- [Instructions for the task]
Each record needs to be echoed exactly; can you do that?
## begin
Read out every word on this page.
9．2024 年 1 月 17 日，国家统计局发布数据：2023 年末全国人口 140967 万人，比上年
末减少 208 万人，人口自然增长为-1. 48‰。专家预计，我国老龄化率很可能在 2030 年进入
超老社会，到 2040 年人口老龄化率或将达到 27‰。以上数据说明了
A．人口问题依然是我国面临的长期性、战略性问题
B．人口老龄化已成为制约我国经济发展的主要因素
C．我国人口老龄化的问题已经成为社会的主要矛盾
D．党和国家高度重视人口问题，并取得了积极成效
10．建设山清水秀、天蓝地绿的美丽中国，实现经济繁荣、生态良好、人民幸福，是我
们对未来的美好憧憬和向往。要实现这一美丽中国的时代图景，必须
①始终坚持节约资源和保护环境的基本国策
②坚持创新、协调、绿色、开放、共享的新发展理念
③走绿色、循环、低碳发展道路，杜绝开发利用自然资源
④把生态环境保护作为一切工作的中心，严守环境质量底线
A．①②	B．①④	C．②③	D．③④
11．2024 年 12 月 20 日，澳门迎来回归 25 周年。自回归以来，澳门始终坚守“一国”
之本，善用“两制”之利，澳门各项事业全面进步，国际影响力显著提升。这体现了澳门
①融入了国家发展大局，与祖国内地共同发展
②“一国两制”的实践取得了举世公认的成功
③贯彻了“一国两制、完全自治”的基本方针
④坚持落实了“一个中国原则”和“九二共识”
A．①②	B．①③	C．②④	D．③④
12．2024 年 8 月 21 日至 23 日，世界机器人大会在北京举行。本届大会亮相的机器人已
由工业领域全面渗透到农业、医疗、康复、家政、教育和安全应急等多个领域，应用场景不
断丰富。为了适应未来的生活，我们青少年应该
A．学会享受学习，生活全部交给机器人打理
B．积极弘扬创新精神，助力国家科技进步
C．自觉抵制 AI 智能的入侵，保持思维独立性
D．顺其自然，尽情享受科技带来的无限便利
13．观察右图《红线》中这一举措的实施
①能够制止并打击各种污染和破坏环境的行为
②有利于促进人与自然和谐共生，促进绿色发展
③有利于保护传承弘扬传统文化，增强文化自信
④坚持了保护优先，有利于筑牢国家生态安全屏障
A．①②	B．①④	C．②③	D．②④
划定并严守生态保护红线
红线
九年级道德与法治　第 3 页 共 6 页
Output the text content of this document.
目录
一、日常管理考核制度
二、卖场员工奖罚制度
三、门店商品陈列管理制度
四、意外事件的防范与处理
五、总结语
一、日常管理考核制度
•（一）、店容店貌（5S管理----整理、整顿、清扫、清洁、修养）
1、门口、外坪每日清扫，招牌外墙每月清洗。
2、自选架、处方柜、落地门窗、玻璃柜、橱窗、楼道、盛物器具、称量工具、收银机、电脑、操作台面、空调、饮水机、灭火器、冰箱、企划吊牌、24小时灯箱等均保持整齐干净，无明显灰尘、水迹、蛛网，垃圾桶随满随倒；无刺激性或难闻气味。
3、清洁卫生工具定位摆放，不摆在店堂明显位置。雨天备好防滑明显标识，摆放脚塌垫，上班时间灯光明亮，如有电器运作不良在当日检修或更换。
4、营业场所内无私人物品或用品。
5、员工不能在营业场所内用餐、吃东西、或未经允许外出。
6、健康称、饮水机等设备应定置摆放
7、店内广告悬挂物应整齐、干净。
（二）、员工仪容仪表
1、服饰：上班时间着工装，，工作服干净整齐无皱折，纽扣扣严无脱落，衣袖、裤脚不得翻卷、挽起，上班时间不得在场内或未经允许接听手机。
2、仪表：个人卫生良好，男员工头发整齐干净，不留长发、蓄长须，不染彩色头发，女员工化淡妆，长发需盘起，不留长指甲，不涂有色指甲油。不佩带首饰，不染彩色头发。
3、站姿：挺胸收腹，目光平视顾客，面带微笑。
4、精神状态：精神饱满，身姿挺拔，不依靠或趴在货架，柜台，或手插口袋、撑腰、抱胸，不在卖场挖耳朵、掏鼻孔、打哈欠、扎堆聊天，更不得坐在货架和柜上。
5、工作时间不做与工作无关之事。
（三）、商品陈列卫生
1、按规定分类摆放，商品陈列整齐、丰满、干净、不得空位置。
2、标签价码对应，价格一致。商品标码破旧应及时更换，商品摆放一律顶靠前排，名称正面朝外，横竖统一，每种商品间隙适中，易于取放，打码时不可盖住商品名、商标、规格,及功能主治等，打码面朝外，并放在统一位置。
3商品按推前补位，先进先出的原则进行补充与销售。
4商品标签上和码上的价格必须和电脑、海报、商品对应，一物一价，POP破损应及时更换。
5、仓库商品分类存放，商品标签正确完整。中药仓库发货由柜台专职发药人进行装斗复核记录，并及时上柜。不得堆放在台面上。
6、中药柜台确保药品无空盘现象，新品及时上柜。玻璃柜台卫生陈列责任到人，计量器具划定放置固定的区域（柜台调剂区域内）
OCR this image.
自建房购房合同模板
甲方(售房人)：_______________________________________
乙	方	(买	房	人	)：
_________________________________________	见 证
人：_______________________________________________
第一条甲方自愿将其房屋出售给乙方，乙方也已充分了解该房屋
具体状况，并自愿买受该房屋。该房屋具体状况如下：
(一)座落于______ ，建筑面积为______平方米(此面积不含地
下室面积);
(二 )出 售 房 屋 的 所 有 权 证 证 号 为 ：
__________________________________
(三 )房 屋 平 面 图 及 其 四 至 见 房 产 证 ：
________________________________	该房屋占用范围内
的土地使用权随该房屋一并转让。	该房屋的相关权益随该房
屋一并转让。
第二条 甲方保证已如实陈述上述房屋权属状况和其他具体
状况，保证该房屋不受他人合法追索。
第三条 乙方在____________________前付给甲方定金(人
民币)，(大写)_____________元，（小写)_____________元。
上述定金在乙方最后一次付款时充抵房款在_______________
## end
- [Response to the exercise]
Read out every word on this page.
9．2024 年 1 月 17 日，国家统计局发布数据：2023 年末全国人口 140967 万人，比上年
末减少 208 万人，人口自然增长为-1. 48‰。专家预计，我国老龄化率很可能在 2030 年进入
超老社会，到 2040 年人口老龄化率或将达到 27‰。以上数据说明了
A．人口问题依然是我国面临的长期性、战略性问题
B．人口老龄化已成为制约我国经济发展的主要因素
C．我国人口老龄化的问题已经成为社会的主要矛盾
D．党和国家高度重视人口问题，并取得了积极成效
10．建设山清水秀、天蓝地绿的美丽中国，实现经济繁荣、生态良好、人民幸福，是我
们对未来的美好憧憬和向往。要实现这一美丽中国的时代图景，必须
①始终坚持节约资源和保护环境的基本国策
②坚持创新、协调、绿色、开放、共享的新发展理念
③走绿色、循环、低碳发展道路，杜绝开发利用自然资源
④把生态环境保护作为一切工作的中心，严守环境质量底线
A．①②	B．①④	C．②③	D．③④
11．2024 年 12 月 20 日，澳门迎来回归 25 周年。自回归以来，澳门始终坚守“一国”
之本，善用“两制”之利，澳门各项事业全面进步，国际影响力显著提升。这体现了澳门
①融入了国家发展大局，与祖国内地共同发展
②“一国两制”的实践取得了举世公认的成功
③贯彻了“一国两制、完全自治”的基本方针
④坚持落实了“一个中国原则”和“九二共识”
A．①②	B．①③	C．②④	D．③④
12．2024 年 8 月 21 日至 23 日，世界机器人大会在北京举行。本届大会亮相的机器人已
由工业领域全面渗透到农业、医疗、康复、家政、教育和安全应急等多个领域，应用场景不
断丰富。为了适应未来的生活，我们青少年应该
A．学会享受学习，生活全部交给机器人打理
B．积极弘扬创新精神，助力国家科技进步
C．自觉抵制 AI 智能的入侵，保持思维独立性
D．顺其自然，尽情享受科技带来的无限便利
13．观察右图《红线》中这一举措的实施
①能够制止并打击各种污染和破坏环境的行为
②有利于促进人与自然和谐共生，促进绿色发展
③有利于保护传承弘扬传统文化，增强文化自信
④坚持了保护优先，有利于筑牢国家生态安全屏障
A．①②	B．①④	C．②③	D．②④
划定并严守生态保护红线
红线
九年级道德与法治　第 3 页 共 6 页
Output the text content of this document.
目录
一、日常管理考核制度
二、卖场员工奖罚制度
三、门店商品陈列管理制度
四、意外事件的防范与处理
五、总结语
一、日常管理考核制度
•（一）、店容店貌（5S管理----整理、整顿、清扫、清洁、修养）
1、门口、外坪每日清扫，招牌外墙每月清洗。
2、自选架、处方柜、落地门窗、玻璃柜、橱窗、楼道、盛物器具、称量工具、收银机、电脑、操作台面、空调、饮水机、灭火器、冰箱、企划吊牌、24小时灯箱等均保持整齐干净，无明显灰尘、水迹、蛛网，垃圾桶随满随倒；无刺激性或难闻气味。
3、清洁卫生工具定位摆放，不摆在店堂明显位置。雨天备好防滑明显标识，摆放脚塌垫，上班时间灯光明亮，如有电器运作不良在当日检修或更换。
4、营业场所内无私人物品或用品。
5、员工不能在营业场所内用餐、吃东西、或未经允许外出。
6、健康称、饮水机等设备应定置摆放
7、店内广告悬挂物应整齐、干净。
（二）、员工仪容仪表
1、服饰：上班时间着工装，，工作服干净整齐无皱折，纽扣扣严无脱落，衣袖、裤脚不得翻卷、挽起，上班时间不得在场内或未经允许接听手机。
2、仪表：个人卫生良好，男员工头发整齐干净，不留长发、蓄长须，不染彩色头发，女员工化淡妆，长发需盘起，不留长指甲，不涂有色指甲油。不佩带首饰，不染彩色头发。
3、站姿：挺胸收腹，目光平视顾客，面带微笑。
4、精神状态：精神饱满，身姿挺拔，不依靠或趴在货架，柜台，或手插口袋、撑腰、抱胸，不在卖场挖耳朵、掏鼻孔、打哈欠、扎堆聊天，更不得坐在货架和柜上。
5、工作时间不做与工作无关之事。
（三）、商品陈列卫生
1、按规定分类摆放，商品陈列整齐、丰满、干净、不得空位置。
2、标签价码对应，价格一致。商品标码破旧应及时更换，商品摆放一律顶靠前排，名称正面朝外，横竖统一，每种商品间隙适中，易于取放，打码时不可盖住商品名、商标、规格,及功能主治等，打码面朝外，并放在统一位置。
3商品按推前补位，先进先出的原则进行补充与销售。
4商品标签上和码上的价格必须和电脑、海报、商品对应，一物一价，POP破损应及时更换。
5、仓库商品分类存放，商品标签正确完整。中药仓库发货由柜台专职发药人进行装斗复核记录，并及时上柜。不得堆放在台面上。
6、中药柜台确保药品无空盘现象，新品及时上柜。玻璃柜台卫生陈列责任到人，计量器具划定放置固定的区域（柜台调剂区域内）
OCR this image.
自建房购房合同模板
甲方(售房人)：_______________________________________
乙	方	(买	房	人	)：
_________________________________________	见 证
人：_______________________________________________
第一条甲方自愿将其房屋出售给乙方，乙方也已充分了解该房屋
具体状况，并自愿买受该房屋。该房屋具体状况如下：
(一)座落于______ ，建筑面积为______平方米(此面积不含地
下室面积);
(二 )出 售 房 屋 的 所 有 权 证 证 号 为 ：
__________________________________
(三 )房 屋 平 面 图 及 其 四 至 见 房 产 证 ：
________________________________	该房屋占用范围内
的土地使用权随该房屋一并转让。	该房屋的相关权益随该房
屋一并转让。
第二条 甲方保证已如实陈述上述房屋权属状况和其他具体
状况，保证该房屋不受他人合法追索。
第三条 乙方在____________________前付给甲方定金(人
民币)，(大写)_____________元，（小写)_____________元。
上述定金在乙方最后一次付款时充抵房款在_______________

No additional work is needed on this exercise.